--- Begin Provided material ---

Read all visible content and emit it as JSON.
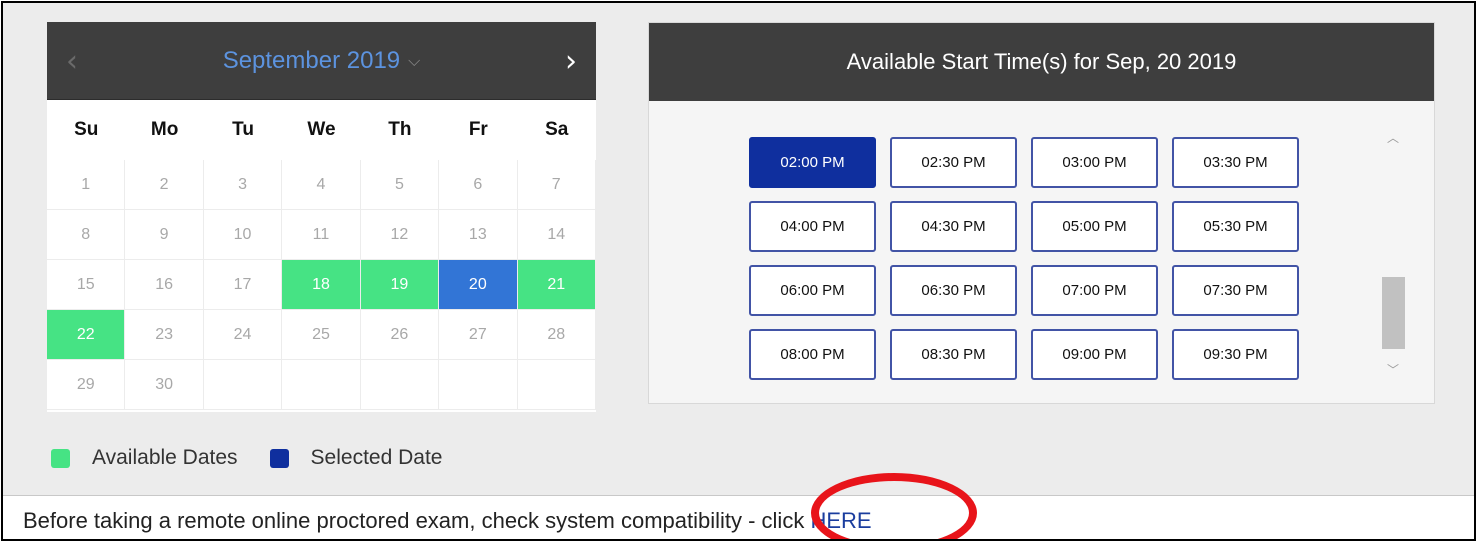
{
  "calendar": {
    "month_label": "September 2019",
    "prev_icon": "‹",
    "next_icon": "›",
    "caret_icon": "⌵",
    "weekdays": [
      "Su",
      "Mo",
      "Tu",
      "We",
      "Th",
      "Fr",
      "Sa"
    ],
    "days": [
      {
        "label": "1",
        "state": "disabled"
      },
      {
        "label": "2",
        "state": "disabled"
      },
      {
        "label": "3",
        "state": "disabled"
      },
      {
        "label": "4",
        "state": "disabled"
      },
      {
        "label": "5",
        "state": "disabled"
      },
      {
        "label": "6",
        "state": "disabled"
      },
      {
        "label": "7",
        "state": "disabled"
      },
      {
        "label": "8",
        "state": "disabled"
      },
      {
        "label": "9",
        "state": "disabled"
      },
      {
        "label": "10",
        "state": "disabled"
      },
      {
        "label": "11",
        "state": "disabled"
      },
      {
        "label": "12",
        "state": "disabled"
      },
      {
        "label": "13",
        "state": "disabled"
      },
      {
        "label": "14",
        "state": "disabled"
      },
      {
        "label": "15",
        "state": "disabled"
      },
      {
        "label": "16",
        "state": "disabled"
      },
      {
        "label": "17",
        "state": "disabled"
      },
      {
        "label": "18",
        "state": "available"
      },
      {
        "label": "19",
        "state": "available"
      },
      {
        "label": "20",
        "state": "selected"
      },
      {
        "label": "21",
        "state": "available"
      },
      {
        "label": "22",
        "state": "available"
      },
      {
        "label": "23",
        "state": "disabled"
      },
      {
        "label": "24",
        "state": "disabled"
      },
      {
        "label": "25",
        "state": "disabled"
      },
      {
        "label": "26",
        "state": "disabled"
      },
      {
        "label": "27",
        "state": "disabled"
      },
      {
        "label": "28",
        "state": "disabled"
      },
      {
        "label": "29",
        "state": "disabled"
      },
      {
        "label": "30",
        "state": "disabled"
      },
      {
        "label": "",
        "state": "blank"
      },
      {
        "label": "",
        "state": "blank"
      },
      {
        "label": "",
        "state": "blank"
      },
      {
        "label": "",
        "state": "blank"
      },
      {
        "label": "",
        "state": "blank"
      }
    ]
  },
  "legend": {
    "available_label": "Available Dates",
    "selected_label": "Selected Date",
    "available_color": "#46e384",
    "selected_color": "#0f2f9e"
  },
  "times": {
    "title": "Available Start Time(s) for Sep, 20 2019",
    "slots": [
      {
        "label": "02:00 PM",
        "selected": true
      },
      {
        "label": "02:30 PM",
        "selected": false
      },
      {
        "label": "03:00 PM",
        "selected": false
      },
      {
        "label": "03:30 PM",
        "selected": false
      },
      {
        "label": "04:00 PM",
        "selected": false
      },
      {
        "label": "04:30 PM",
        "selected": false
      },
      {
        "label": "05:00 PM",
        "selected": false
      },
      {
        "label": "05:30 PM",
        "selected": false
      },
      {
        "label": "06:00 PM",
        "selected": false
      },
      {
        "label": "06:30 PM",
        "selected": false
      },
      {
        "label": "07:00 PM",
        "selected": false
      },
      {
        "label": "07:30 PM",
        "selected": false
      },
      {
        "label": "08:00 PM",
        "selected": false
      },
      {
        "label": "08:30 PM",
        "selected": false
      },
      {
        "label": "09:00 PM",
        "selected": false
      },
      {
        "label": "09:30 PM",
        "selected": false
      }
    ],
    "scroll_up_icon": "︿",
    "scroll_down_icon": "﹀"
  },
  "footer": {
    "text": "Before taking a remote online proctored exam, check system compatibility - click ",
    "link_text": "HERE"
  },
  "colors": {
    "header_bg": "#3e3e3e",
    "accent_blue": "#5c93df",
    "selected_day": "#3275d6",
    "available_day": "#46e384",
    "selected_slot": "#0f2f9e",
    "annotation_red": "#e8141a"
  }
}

--- End Provided material ---
--- Begin Provided material ---

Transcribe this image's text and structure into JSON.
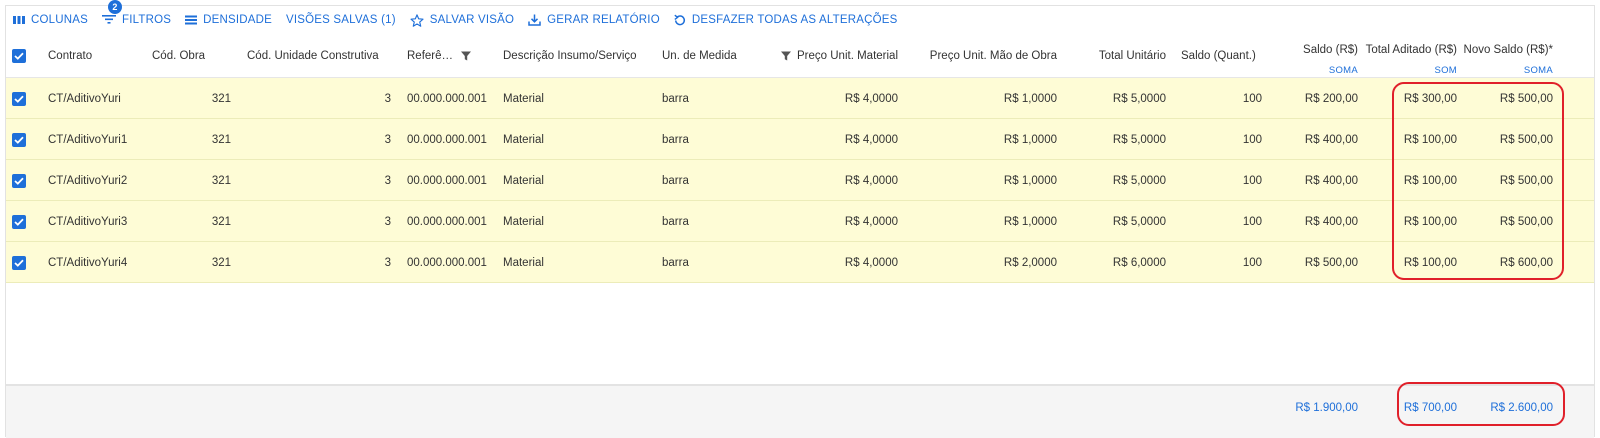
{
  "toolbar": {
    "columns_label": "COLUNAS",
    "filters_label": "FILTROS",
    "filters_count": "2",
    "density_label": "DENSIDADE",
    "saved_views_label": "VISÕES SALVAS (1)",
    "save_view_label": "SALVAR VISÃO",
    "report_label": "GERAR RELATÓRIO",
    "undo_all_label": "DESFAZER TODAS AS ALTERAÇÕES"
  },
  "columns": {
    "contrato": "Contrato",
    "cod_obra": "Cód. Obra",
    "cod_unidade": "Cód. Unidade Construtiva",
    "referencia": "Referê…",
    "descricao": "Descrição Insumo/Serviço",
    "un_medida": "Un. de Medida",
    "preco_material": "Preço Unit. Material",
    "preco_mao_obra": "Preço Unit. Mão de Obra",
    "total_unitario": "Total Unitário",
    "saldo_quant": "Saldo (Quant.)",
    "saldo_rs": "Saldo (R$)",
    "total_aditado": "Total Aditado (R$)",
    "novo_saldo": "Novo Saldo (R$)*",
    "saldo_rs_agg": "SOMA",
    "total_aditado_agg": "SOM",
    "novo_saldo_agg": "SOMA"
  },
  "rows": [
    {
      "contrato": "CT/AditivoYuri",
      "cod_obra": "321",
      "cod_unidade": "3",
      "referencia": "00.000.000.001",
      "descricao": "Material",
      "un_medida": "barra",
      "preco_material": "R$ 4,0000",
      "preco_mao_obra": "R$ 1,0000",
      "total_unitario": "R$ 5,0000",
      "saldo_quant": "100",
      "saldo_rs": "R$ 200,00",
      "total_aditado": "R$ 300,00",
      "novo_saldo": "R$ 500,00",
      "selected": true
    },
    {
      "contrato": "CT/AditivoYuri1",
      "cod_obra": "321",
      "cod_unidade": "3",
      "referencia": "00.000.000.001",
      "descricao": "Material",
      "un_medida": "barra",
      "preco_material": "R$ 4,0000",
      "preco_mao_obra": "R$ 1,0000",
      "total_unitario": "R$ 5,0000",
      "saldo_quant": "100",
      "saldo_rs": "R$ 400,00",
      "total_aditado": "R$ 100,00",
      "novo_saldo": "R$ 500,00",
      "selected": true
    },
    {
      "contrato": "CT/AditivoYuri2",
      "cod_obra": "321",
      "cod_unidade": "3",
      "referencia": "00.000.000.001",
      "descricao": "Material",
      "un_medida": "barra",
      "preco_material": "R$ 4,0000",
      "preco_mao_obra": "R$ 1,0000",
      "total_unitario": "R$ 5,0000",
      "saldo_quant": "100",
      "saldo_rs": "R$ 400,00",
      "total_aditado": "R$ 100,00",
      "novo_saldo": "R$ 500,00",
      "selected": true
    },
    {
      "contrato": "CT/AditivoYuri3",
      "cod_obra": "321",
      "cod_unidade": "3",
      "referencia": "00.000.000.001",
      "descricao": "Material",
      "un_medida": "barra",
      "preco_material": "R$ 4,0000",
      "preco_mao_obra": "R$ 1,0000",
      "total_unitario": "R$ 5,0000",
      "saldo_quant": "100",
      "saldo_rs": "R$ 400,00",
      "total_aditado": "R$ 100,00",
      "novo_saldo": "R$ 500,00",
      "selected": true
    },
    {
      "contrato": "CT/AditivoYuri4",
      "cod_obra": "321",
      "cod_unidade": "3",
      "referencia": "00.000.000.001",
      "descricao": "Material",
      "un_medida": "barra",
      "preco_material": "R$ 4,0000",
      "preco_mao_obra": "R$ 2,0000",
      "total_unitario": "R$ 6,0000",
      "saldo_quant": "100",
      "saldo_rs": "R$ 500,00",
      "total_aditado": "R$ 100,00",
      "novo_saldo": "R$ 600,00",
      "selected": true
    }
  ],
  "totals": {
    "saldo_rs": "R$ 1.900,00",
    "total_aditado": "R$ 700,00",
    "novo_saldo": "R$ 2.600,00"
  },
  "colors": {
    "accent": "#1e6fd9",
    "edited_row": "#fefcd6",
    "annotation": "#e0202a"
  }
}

--- End Provided material ---
--- Begin Provided material ---

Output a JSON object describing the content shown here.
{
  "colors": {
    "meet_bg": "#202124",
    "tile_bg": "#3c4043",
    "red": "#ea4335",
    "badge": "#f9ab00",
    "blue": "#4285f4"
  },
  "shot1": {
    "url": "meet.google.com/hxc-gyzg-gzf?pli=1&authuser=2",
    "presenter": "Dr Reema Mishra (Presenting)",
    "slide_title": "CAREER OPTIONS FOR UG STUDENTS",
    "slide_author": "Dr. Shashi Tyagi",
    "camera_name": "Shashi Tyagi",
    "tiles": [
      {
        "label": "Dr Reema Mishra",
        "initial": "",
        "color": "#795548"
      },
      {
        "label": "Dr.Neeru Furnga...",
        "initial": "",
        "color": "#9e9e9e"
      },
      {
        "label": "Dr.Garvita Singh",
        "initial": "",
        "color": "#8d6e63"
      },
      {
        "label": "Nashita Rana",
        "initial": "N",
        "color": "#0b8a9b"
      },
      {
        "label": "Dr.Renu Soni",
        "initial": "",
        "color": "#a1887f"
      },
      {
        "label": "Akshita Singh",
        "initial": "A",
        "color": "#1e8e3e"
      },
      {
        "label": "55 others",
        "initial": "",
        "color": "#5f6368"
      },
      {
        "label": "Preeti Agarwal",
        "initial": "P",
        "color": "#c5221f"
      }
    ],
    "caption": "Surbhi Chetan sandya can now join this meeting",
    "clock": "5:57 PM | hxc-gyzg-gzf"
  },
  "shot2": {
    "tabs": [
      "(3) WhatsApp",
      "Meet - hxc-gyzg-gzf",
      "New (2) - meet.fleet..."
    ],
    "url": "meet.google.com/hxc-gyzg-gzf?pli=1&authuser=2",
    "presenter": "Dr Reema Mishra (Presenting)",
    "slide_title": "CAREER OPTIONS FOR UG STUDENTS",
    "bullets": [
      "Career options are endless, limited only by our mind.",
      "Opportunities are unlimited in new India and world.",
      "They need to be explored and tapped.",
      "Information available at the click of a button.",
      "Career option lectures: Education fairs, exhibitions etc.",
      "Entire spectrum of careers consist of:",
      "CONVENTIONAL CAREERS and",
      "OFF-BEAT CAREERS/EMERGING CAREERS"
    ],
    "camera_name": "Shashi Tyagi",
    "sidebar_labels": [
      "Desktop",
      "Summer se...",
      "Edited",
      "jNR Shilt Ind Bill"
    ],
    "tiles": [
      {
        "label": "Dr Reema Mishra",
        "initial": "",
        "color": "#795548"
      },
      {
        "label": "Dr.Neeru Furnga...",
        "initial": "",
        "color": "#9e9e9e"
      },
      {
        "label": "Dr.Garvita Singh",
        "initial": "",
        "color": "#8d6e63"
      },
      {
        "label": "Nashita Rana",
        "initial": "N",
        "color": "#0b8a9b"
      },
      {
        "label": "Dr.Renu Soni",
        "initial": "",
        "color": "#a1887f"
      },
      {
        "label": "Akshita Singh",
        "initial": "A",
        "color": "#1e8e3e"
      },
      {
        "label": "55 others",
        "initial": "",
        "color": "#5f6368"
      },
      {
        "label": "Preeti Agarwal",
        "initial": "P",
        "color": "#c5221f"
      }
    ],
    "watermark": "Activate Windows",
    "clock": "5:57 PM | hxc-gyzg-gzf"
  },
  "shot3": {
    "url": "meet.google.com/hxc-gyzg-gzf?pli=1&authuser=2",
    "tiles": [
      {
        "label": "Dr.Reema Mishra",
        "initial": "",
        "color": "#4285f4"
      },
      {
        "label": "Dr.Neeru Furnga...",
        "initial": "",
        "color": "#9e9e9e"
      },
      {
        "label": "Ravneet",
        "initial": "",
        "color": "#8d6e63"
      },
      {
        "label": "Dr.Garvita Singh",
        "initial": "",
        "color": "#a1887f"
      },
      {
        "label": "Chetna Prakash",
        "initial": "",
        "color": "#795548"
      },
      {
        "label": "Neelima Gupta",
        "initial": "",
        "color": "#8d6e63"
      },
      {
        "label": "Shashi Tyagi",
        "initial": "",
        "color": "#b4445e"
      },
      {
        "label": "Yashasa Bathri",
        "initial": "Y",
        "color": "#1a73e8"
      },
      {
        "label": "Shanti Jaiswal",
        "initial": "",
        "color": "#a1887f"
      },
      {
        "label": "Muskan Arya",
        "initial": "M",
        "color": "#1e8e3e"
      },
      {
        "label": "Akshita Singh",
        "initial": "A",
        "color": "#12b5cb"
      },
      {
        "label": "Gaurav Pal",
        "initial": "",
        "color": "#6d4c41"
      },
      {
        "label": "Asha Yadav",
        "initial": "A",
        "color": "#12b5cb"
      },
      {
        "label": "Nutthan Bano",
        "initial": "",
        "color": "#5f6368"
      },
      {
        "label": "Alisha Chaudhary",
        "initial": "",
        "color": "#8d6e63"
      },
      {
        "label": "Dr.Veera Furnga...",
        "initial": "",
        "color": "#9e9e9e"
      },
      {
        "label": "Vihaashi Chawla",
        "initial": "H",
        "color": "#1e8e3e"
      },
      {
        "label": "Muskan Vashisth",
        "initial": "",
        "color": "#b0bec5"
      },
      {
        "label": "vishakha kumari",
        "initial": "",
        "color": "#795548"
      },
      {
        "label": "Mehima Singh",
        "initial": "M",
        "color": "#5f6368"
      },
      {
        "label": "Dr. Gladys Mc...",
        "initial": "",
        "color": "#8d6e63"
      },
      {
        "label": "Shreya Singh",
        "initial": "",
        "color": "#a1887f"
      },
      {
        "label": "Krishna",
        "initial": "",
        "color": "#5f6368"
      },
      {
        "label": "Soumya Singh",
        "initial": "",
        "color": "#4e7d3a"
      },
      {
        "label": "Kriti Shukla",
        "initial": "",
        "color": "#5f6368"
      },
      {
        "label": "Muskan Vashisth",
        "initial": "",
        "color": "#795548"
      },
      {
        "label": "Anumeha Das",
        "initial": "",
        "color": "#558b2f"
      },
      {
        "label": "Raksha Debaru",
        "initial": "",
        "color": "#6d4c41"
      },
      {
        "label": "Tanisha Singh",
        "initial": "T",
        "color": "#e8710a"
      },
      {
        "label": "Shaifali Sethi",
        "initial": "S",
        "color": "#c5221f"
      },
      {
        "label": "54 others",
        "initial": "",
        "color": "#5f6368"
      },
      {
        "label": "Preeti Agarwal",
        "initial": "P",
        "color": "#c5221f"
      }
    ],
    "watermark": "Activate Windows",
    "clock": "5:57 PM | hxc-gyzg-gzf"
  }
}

--- End Provided material ---

Task brief: Copy all lines from the data that hold the word "this".

The result:
Transcribe this image's text and structure into JSON.
    "caption": "Surbhi Chetan sandya can now join this meeting",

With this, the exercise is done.